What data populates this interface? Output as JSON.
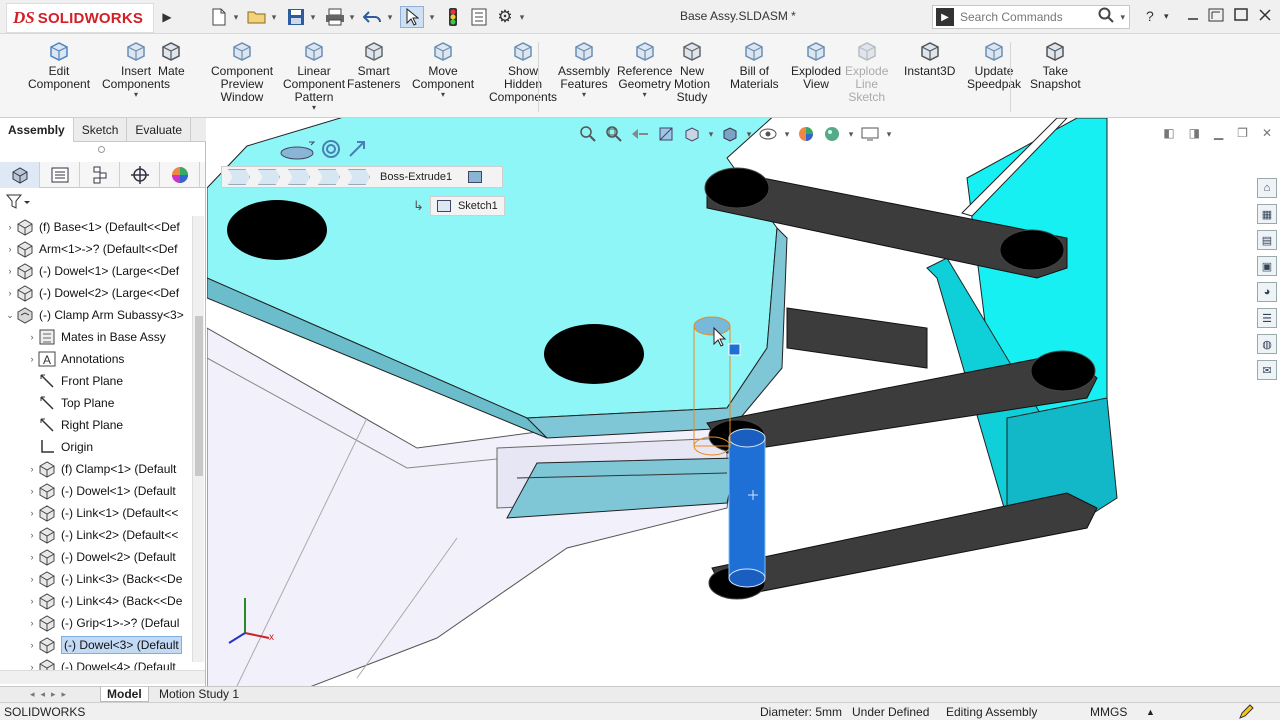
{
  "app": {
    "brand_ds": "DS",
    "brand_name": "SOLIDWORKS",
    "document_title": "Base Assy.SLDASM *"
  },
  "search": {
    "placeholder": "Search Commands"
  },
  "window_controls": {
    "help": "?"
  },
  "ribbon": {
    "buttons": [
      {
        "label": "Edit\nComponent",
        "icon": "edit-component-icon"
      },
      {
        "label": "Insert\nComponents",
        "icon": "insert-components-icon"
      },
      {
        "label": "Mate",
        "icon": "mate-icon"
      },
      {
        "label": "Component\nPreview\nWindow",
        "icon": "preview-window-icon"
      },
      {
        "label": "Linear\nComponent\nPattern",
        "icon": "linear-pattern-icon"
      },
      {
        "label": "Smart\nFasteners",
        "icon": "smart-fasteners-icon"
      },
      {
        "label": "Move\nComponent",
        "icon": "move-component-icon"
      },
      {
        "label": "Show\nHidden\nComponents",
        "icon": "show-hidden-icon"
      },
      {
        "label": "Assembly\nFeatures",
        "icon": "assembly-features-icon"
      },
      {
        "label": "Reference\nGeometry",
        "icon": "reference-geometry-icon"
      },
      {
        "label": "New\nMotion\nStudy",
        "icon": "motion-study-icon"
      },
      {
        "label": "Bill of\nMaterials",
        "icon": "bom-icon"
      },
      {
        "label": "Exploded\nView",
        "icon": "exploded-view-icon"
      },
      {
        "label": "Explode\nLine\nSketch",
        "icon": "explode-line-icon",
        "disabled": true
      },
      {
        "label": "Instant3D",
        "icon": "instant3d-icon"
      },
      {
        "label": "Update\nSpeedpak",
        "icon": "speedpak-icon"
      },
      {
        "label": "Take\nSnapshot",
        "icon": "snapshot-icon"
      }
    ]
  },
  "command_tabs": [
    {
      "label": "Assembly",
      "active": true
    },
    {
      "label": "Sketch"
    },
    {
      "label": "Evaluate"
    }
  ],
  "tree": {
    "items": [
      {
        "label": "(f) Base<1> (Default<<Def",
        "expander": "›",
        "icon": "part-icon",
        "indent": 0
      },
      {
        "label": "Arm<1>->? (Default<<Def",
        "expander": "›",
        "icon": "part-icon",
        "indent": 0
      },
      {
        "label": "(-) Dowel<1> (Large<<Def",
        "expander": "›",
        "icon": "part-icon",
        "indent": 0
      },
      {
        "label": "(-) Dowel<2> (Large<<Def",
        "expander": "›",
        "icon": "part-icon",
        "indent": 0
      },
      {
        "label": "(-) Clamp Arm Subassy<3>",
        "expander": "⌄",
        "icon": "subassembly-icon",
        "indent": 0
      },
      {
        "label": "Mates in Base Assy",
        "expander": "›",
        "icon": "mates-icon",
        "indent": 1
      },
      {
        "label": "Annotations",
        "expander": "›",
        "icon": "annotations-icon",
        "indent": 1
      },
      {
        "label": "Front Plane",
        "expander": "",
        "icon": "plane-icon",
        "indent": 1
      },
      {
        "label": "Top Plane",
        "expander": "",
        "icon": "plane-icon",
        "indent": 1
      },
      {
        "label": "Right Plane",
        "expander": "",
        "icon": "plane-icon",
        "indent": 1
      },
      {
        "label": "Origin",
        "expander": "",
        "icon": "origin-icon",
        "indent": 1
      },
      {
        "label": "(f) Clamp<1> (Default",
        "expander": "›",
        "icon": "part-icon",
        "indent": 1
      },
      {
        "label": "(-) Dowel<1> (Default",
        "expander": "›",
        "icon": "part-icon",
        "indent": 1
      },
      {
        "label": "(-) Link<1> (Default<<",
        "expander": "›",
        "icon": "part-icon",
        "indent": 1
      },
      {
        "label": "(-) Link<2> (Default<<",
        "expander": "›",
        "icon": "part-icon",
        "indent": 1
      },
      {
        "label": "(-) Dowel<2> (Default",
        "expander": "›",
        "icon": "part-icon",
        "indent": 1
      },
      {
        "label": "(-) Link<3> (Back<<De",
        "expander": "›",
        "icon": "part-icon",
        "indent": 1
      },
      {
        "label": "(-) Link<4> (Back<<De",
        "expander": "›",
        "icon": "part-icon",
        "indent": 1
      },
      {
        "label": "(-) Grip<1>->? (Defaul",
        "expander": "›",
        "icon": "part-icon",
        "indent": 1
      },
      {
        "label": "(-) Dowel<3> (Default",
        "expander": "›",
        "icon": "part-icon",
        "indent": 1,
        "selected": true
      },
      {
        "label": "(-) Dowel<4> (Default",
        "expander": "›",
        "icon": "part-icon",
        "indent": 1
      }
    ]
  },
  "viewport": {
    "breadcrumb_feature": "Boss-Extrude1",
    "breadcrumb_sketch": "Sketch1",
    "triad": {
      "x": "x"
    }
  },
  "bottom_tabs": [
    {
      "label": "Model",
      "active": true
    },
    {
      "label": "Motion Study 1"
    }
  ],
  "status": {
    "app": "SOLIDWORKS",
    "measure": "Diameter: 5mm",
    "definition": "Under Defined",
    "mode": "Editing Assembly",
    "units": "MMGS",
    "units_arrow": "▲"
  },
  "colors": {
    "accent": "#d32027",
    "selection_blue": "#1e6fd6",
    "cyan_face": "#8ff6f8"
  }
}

+ + +

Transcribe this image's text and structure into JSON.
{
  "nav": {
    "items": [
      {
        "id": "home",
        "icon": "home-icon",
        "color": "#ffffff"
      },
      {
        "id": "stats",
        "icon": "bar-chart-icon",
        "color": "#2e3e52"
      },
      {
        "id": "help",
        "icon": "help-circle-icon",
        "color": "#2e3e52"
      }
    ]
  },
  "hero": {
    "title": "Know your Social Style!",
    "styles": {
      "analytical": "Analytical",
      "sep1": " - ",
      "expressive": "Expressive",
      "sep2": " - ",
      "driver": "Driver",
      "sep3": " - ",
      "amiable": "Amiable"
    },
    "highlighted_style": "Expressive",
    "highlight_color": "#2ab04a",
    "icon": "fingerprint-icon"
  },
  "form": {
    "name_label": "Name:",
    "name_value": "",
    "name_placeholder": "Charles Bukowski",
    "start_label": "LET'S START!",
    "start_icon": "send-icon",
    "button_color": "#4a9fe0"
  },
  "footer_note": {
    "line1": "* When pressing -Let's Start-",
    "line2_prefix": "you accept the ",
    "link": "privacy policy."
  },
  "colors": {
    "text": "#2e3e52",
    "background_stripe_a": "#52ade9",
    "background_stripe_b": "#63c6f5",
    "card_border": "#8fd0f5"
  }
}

+ + +

- Exercise objective
Above are the records; copy every line in them that holds the word "nComponents".

- The response
        "label": "Insert\nComponents",
        "label": "Show\nHidden\nComponents",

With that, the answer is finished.